[start]
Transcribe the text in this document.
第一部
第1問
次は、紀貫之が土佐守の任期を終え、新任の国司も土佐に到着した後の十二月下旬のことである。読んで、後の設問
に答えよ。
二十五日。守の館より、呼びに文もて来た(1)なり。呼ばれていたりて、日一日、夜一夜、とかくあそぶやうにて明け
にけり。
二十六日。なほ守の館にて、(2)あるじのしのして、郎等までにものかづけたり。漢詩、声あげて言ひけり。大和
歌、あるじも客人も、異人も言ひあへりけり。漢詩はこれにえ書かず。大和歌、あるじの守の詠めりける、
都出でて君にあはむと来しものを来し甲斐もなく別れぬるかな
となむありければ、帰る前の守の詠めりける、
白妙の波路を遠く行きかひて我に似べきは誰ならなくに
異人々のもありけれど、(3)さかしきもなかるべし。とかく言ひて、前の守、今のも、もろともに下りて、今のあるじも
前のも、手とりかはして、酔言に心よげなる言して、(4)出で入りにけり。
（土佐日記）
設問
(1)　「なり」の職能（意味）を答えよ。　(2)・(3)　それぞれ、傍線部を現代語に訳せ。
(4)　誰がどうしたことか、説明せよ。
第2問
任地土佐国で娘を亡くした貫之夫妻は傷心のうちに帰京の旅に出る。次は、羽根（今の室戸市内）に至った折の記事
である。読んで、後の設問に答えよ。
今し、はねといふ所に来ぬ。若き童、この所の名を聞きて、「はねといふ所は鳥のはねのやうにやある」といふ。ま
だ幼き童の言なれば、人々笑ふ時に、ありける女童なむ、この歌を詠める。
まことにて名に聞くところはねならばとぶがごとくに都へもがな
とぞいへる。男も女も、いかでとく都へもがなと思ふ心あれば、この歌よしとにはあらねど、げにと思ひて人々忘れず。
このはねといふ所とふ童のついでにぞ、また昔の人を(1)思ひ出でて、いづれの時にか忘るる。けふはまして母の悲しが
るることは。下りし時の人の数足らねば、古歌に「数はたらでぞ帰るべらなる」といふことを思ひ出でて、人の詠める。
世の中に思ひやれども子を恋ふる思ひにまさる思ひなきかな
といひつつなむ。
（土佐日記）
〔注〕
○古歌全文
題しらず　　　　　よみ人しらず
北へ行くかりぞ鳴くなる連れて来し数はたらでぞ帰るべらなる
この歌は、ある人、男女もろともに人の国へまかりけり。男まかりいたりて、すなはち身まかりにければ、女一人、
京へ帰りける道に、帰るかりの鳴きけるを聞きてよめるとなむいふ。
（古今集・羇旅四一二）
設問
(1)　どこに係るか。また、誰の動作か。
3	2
[end]
§ **Stated exercise**: Repeat each record exactly, leaving nothing out.

§ **In response**:
Transcribe the text in this document.
第一部
第1問
次は、紀貫之が土佐守の任期を終え、新任の国司も土佐に到着した後の十二月下旬のことである。読んで、後の設問
に答えよ。
二十五日。守の館より、呼びに文もて来た(1)なり。呼ばれていたりて、日一日、夜一夜、とかくあそぶやうにて明け
にけり。
二十六日。なほ守の館にて、(2)あるじのしのして、郎等までにものかづけたり。漢詩、声あげて言ひけり。大和
歌、あるじも客人も、異人も言ひあへりけり。漢詩はこれにえ書かず。大和歌、あるじの守の詠めりける、
都出でて君にあはむと来しものを来し甲斐もなく別れぬるかな
となむありければ、帰る前の守の詠めりける、
白妙の波路を遠く行きかひて我に似べきは誰ならなくに
異人々のもありけれど、(3)さかしきもなかるべし。とかく言ひて、前の守、今のも、もろともに下りて、今のあるじも
前のも、手とりかはして、酔言に心よげなる言して、(4)出で入りにけり。
（土佐日記）
設問
(1)　「なり」の職能（意味）を答えよ。　(2)・(3)　それぞれ、傍線部を現代語に訳せ。
(4)　誰がどうしたことか、説明せよ。
第2問
任地土佐国で娘を亡くした貫之夫妻は傷心のうちに帰京の旅に出る。次は、羽根（今の室戸市内）に至った折の記事
である。読んで、後の設問に答えよ。
今し、はねといふ所に来ぬ。若き童、この所の名を聞きて、「はねといふ所は鳥のはねのやうにやある」といふ。ま
だ幼き童の言なれば、人々笑ふ時に、ありける女童なむ、この歌を詠める。
まことにて名に聞くところはねならばとぶがごとくに都へもがな
とぞいへる。男も女も、いかでとく都へもがなと思ふ心あれば、この歌よしとにはあらねど、げにと思ひて人々忘れず。
このはねといふ所とふ童のついでにぞ、また昔の人を(1)思ひ出でて、いづれの時にか忘るる。けふはまして母の悲しが
るることは。下りし時の人の数足らねば、古歌に「数はたらでぞ帰るべらなる」といふことを思ひ出でて、人の詠める。
世の中に思ひやれども子を恋ふる思ひにまさる思ひなきかな
といひつつなむ。
（土佐日記）
〔注〕
○古歌全文
題しらず　　　　　よみ人しらず
北へ行くかりぞ鳴くなる連れて来し数はたらでぞ帰るべらなる
この歌は、ある人、男女もろともに人の国へまかりけり。男まかりいたりて、すなはち身まかりにければ、女一人、
京へ帰りける道に、帰るかりの鳴きけるを聞きてよめるとなむいふ。
（古今集・羇旅四一二）
設問
(1)　どこに係るか。また、誰の動作か。
3	2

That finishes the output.